- [TASK INPUTS]

####################

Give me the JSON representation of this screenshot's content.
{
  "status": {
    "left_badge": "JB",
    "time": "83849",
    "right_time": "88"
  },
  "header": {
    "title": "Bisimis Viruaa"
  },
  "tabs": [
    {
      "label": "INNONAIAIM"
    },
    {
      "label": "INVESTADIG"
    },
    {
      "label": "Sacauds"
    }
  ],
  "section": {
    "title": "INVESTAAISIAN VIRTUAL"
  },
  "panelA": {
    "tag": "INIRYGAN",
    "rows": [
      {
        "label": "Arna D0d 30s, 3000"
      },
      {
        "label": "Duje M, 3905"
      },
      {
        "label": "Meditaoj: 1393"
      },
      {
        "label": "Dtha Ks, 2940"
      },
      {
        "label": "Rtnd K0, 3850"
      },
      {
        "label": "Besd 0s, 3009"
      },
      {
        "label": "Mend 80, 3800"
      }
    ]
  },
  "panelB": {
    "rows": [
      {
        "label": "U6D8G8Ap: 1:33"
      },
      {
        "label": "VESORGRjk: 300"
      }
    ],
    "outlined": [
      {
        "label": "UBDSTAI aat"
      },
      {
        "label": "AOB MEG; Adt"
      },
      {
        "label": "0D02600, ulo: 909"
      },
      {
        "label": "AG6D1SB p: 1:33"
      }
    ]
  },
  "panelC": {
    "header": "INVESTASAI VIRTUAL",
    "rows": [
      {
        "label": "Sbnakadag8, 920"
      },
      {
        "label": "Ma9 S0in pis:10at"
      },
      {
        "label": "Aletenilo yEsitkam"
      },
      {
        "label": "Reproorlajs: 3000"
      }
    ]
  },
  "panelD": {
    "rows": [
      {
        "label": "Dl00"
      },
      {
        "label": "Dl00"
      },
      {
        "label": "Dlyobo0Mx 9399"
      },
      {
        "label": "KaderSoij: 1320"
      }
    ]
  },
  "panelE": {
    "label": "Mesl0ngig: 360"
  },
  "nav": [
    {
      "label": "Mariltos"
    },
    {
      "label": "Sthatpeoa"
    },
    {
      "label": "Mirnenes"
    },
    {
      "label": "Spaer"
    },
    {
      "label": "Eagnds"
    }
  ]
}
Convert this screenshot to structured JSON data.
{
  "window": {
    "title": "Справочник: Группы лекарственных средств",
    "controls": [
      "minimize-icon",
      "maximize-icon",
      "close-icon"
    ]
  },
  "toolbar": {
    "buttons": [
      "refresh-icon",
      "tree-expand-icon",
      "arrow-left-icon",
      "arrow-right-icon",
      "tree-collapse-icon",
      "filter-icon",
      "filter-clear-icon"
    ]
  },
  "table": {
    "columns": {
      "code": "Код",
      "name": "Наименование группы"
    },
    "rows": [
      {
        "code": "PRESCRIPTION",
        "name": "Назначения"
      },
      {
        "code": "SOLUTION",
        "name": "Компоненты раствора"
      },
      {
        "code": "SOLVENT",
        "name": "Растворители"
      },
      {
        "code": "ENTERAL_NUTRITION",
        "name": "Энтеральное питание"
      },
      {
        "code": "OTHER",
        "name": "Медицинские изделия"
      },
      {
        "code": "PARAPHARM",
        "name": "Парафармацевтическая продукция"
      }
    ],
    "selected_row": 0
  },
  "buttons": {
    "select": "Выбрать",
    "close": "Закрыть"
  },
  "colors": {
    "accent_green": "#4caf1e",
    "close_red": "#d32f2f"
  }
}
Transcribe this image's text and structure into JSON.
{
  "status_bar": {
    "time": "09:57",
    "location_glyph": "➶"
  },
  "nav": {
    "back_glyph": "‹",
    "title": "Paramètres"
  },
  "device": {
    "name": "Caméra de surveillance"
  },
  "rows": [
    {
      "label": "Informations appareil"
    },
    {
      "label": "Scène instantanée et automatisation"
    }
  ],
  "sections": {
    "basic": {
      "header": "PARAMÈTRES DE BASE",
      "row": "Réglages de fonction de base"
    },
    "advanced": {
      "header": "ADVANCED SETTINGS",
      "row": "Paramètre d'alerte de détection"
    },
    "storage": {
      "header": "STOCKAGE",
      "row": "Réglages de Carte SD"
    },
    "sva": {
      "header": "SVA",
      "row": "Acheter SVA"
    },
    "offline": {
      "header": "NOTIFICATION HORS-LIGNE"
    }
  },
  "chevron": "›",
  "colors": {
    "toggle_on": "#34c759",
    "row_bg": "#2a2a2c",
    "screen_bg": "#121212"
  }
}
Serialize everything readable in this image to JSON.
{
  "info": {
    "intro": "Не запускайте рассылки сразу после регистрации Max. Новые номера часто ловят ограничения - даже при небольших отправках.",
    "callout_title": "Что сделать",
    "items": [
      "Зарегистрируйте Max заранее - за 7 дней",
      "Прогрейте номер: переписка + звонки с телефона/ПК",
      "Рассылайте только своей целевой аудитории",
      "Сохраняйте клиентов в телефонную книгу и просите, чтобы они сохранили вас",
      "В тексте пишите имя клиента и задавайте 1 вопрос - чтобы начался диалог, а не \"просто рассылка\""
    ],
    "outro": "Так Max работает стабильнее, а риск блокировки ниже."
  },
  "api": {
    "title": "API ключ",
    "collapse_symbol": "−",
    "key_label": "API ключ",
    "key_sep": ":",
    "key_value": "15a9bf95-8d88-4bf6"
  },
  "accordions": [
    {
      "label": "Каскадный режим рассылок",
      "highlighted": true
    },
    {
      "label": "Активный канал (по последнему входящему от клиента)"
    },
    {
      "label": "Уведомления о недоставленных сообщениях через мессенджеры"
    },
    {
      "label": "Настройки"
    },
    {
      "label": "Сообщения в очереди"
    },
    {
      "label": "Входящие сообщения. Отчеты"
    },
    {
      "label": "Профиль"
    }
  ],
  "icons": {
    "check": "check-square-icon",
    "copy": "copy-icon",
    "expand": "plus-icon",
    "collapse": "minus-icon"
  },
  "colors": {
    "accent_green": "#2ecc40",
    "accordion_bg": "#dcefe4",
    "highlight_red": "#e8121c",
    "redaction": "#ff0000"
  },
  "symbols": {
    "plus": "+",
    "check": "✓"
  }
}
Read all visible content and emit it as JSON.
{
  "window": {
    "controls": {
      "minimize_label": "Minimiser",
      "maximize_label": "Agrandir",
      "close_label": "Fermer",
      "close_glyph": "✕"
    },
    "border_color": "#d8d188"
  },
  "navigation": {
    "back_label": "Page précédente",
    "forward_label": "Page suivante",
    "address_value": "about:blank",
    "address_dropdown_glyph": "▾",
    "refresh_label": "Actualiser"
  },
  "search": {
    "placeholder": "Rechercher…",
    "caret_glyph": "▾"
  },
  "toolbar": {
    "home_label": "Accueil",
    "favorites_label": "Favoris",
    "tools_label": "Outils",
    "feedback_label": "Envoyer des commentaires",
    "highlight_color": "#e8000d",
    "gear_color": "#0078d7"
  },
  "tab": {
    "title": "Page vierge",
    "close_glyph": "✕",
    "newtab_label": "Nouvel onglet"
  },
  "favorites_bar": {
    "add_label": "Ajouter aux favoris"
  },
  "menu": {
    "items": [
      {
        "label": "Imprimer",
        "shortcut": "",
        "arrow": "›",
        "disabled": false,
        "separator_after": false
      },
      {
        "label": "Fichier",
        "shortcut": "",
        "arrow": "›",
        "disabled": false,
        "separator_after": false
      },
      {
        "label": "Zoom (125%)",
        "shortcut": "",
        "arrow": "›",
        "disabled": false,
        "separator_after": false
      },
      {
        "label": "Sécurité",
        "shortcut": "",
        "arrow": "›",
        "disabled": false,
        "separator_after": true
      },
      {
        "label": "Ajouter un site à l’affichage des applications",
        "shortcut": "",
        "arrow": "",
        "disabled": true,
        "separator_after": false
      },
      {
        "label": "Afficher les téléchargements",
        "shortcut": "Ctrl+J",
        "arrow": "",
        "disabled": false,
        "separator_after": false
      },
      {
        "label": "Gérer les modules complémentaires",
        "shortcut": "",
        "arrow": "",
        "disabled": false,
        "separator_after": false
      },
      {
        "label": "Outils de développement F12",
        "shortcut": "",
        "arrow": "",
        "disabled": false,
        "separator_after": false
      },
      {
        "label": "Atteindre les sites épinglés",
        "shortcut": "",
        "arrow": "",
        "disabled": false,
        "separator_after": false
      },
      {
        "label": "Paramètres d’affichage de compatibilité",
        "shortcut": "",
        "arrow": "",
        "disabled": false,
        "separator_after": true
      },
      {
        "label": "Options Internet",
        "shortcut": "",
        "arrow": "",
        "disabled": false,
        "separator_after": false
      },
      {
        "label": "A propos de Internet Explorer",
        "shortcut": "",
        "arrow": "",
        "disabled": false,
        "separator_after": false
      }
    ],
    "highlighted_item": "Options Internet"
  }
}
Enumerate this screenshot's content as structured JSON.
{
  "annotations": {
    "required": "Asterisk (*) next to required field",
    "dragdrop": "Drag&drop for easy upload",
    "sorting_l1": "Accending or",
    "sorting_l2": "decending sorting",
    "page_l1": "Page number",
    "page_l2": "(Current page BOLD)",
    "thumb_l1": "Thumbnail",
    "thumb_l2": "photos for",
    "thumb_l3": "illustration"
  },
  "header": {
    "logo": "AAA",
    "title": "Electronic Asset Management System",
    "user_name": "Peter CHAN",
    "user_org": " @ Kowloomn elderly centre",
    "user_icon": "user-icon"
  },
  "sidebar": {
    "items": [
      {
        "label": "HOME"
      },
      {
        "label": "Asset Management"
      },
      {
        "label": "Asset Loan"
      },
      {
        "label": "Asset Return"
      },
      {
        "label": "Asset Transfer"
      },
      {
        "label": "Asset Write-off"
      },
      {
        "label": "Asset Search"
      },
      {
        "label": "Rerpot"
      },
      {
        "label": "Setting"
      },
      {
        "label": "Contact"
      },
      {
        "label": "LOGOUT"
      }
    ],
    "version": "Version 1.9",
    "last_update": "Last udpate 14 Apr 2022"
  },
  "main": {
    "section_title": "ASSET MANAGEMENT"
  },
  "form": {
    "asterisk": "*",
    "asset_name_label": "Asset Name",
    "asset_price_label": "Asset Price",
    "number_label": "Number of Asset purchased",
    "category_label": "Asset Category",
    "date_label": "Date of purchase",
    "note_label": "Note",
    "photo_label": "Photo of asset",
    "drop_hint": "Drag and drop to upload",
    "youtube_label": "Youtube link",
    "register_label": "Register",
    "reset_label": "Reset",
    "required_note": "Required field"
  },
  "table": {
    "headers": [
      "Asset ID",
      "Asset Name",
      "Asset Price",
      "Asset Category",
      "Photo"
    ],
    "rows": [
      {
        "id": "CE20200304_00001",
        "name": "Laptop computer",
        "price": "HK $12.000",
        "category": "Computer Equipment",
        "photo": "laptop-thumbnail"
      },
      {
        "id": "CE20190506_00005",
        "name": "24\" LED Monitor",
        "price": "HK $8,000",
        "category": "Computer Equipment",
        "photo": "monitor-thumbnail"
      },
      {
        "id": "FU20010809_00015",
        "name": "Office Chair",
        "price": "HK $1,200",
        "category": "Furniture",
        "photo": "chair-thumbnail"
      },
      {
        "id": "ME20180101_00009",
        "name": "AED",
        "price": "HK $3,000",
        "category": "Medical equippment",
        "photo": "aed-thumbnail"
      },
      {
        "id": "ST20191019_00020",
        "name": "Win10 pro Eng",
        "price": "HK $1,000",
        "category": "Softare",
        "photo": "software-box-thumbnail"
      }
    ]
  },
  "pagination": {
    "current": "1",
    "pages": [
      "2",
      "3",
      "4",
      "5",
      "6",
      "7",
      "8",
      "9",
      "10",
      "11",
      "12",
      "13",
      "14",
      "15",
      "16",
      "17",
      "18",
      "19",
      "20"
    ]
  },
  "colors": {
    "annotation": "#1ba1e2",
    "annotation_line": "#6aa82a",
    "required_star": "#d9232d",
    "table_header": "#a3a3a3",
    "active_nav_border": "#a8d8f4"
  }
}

####################

- [YOUR TASK] Find the lines above that include the string "Ajouter" and copy them.

- [RESULT]
    "add_label": "Ajouter aux favoris"
        "label": "Ajouter un site à l’affichage des applications",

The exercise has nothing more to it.